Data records
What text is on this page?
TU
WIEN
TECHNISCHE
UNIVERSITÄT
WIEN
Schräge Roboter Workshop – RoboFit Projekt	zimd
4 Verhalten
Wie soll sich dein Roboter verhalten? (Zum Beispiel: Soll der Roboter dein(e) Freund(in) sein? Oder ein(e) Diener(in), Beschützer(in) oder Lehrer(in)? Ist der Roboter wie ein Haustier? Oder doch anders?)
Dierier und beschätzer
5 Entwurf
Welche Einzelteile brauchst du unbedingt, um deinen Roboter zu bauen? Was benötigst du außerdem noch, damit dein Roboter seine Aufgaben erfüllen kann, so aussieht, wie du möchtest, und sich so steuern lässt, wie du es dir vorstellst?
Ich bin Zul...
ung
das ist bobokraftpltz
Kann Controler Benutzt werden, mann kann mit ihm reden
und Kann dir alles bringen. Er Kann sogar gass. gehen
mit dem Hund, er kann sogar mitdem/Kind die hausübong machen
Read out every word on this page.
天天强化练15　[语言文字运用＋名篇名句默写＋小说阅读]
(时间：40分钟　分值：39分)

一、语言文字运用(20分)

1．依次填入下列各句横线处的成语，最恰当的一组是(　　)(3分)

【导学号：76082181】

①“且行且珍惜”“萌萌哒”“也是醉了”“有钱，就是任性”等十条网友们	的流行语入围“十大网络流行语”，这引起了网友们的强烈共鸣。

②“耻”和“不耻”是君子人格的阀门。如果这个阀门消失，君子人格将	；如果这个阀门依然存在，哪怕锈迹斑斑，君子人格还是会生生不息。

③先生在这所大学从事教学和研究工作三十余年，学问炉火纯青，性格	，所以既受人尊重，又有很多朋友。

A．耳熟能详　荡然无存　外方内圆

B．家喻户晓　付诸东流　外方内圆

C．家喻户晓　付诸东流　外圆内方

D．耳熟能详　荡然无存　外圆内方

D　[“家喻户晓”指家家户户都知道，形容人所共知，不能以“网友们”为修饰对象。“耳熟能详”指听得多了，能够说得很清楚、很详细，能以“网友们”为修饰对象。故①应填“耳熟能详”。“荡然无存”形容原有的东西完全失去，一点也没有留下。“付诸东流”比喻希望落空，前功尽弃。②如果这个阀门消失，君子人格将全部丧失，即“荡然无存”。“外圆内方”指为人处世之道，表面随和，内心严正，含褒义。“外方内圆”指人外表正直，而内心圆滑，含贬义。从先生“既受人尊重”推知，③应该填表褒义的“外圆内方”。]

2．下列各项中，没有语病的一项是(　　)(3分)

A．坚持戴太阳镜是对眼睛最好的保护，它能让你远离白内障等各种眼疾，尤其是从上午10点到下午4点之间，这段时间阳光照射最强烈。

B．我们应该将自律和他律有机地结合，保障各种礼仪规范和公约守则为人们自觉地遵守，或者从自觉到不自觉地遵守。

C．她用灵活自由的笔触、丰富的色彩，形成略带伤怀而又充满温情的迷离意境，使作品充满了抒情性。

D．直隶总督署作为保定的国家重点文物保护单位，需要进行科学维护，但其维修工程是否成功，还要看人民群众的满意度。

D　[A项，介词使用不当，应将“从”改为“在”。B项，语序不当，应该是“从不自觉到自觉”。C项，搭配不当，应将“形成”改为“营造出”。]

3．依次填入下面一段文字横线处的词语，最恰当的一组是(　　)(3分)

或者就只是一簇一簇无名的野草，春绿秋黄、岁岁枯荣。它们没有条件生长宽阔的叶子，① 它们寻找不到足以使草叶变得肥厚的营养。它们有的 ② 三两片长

### Task statement
Pick out the lines that have the word "语言文字运用". Copy them all.

### Expected answer
天天强化练15　[语言文字运用＋名篇名句默写＋小说阅读]
一、语言文字运用(20分)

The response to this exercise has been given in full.